▶ _Goal of the exercise_
Lines containing "marker" are to be counted. Give the number and nothing more.

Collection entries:
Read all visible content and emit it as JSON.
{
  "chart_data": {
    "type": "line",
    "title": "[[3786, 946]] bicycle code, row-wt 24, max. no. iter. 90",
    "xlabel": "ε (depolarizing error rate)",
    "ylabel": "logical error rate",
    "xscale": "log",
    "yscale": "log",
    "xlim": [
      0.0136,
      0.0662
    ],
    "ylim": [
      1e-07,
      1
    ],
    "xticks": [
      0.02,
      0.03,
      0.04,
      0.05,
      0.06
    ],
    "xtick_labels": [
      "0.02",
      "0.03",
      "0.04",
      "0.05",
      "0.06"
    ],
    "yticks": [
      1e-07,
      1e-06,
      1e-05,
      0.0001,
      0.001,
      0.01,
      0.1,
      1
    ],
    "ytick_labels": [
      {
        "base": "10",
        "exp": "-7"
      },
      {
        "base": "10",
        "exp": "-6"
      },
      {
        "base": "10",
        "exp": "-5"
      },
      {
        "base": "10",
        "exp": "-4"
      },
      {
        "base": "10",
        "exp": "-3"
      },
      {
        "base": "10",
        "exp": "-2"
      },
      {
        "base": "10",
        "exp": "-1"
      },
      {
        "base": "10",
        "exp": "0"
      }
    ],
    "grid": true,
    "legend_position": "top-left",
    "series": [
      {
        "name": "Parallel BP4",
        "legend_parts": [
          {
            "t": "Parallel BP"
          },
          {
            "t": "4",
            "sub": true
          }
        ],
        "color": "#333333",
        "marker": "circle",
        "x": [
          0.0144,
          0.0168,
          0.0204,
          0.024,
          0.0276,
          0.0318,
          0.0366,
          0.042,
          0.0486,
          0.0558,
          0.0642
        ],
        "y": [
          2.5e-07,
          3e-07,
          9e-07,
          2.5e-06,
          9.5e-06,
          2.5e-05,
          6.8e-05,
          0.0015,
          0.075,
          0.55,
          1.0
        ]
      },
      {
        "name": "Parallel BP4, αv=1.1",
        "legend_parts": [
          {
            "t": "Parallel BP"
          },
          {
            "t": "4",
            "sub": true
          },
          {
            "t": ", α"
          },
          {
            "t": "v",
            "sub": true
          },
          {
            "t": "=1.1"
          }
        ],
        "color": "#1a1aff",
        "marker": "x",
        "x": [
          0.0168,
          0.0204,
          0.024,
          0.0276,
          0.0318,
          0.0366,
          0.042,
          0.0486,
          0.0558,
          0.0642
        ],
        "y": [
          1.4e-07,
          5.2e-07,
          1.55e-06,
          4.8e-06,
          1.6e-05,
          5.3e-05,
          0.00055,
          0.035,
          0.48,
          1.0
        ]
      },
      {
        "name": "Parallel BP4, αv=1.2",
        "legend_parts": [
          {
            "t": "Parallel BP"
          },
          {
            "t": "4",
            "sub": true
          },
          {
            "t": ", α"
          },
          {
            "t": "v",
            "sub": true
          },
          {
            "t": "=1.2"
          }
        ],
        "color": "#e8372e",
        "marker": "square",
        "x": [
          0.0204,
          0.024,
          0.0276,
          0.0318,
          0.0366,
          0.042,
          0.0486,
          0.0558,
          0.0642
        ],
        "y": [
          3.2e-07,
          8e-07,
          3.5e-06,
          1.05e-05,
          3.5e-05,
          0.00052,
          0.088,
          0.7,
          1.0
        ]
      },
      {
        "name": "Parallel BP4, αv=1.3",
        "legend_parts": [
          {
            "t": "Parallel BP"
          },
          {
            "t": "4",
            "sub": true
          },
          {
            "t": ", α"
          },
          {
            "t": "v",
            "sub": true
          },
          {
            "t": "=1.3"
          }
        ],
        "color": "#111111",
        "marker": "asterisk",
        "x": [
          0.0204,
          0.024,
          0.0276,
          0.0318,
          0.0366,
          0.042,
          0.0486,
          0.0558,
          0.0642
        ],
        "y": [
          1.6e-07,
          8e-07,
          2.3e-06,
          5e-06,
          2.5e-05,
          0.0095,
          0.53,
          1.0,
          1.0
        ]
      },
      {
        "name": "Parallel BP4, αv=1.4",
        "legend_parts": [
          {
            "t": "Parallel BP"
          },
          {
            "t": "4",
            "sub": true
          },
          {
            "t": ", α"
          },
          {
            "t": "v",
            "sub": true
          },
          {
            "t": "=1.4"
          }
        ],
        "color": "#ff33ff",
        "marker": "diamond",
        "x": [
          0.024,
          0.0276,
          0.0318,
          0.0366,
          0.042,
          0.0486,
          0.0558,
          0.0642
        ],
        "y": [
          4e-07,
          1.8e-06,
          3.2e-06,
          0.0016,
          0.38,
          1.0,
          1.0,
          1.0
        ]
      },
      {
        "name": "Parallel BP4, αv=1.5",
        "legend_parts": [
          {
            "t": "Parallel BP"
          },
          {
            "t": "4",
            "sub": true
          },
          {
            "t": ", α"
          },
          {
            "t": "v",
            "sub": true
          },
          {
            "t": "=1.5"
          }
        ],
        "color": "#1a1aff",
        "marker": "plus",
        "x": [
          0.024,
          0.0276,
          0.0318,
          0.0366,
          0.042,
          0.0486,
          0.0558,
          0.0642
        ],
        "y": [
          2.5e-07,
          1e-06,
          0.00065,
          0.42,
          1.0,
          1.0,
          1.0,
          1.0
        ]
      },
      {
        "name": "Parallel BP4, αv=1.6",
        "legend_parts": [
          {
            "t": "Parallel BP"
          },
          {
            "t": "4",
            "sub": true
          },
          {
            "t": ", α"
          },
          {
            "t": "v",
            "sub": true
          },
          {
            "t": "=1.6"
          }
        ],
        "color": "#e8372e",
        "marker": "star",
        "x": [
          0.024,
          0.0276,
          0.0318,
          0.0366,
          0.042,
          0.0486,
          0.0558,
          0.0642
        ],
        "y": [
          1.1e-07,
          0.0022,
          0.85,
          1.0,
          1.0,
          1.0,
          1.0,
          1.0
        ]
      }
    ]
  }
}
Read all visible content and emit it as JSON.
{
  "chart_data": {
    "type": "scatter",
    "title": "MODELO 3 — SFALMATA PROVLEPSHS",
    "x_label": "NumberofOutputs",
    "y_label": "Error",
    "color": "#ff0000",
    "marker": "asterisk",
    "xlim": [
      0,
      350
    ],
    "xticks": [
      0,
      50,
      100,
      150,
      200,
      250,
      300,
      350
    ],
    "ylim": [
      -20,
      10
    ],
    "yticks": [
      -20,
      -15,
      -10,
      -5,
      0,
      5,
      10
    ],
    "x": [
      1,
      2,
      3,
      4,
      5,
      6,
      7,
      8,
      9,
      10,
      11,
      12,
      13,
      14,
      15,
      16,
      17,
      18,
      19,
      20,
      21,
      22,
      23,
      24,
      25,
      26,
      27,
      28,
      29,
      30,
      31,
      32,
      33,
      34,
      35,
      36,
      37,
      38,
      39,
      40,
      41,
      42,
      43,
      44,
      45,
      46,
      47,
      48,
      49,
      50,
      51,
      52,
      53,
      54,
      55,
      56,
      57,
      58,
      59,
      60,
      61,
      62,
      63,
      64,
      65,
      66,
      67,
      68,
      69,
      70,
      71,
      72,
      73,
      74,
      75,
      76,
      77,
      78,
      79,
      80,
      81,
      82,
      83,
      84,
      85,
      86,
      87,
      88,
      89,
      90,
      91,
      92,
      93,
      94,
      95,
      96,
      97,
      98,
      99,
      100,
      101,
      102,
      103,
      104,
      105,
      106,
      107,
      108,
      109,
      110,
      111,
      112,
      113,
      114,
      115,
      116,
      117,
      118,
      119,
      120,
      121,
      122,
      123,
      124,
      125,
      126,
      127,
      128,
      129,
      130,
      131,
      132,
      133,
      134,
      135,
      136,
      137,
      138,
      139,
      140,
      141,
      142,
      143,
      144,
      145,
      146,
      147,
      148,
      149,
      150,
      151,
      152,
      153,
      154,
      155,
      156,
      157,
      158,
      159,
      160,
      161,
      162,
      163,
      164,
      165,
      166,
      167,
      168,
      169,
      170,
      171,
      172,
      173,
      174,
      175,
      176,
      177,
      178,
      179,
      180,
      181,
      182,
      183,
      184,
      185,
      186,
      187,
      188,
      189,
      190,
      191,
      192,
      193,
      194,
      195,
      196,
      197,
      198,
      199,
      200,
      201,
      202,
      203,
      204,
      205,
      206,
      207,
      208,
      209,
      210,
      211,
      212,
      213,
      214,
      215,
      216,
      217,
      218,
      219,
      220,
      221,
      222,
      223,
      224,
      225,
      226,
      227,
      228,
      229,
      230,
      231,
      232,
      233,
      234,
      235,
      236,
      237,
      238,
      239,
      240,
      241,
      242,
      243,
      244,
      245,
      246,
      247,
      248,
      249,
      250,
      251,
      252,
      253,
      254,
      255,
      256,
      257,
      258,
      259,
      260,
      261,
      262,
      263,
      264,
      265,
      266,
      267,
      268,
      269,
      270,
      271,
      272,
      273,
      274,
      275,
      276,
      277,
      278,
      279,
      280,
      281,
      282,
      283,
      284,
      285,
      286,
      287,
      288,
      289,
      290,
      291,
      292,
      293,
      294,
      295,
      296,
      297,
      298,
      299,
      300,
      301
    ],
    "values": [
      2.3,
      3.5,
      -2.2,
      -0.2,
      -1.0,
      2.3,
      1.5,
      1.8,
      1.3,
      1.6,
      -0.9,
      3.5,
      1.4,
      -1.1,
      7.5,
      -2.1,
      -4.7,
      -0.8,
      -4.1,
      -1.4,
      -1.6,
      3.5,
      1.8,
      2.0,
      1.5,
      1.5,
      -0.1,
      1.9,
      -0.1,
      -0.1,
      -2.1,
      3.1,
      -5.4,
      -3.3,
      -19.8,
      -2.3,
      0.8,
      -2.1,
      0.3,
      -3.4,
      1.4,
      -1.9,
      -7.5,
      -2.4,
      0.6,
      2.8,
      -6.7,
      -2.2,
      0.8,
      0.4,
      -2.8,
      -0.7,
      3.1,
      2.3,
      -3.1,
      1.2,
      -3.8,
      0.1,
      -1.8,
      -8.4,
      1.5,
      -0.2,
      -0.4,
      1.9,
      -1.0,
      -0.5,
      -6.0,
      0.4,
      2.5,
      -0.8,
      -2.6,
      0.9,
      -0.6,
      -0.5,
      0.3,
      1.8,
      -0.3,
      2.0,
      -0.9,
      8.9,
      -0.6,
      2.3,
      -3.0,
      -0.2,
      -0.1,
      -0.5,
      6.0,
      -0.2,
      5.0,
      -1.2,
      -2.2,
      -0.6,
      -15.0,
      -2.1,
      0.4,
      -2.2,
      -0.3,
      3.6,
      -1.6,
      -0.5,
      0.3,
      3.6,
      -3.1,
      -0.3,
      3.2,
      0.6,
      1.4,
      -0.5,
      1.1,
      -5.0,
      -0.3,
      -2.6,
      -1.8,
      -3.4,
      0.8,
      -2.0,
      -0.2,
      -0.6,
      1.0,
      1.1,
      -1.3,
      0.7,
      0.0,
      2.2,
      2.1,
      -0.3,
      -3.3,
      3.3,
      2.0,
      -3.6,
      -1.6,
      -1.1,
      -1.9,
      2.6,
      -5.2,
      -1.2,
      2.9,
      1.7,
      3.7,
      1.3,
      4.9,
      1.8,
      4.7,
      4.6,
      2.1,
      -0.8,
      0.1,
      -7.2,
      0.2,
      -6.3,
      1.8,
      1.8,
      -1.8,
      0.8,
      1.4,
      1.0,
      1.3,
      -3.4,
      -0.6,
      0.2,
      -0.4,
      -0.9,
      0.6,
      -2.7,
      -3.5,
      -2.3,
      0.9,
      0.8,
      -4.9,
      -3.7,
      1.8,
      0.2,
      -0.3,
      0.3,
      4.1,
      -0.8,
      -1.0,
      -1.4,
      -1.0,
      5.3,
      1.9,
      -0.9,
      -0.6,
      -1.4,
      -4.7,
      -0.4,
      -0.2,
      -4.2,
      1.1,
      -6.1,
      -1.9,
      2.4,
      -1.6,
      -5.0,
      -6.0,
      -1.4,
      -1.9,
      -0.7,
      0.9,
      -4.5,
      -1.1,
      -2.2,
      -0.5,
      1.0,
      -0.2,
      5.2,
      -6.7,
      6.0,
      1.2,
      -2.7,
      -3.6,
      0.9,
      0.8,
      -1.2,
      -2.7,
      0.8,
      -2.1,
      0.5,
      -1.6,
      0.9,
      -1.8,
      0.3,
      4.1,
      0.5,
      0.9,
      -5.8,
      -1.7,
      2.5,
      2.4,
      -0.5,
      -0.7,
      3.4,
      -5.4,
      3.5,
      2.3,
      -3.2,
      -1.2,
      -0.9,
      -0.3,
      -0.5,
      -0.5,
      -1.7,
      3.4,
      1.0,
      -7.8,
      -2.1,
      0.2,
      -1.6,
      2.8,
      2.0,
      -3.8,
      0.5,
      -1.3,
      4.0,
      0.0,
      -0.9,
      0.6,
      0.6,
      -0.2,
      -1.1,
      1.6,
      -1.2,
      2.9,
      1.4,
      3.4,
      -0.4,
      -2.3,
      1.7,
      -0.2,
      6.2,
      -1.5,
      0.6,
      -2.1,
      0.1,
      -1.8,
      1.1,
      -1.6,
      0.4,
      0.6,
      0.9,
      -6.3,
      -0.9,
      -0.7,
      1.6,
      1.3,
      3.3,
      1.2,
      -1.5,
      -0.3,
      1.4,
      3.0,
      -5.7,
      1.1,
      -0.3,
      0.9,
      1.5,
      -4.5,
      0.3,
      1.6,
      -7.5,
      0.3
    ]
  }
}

▶ _Solved exercise_
8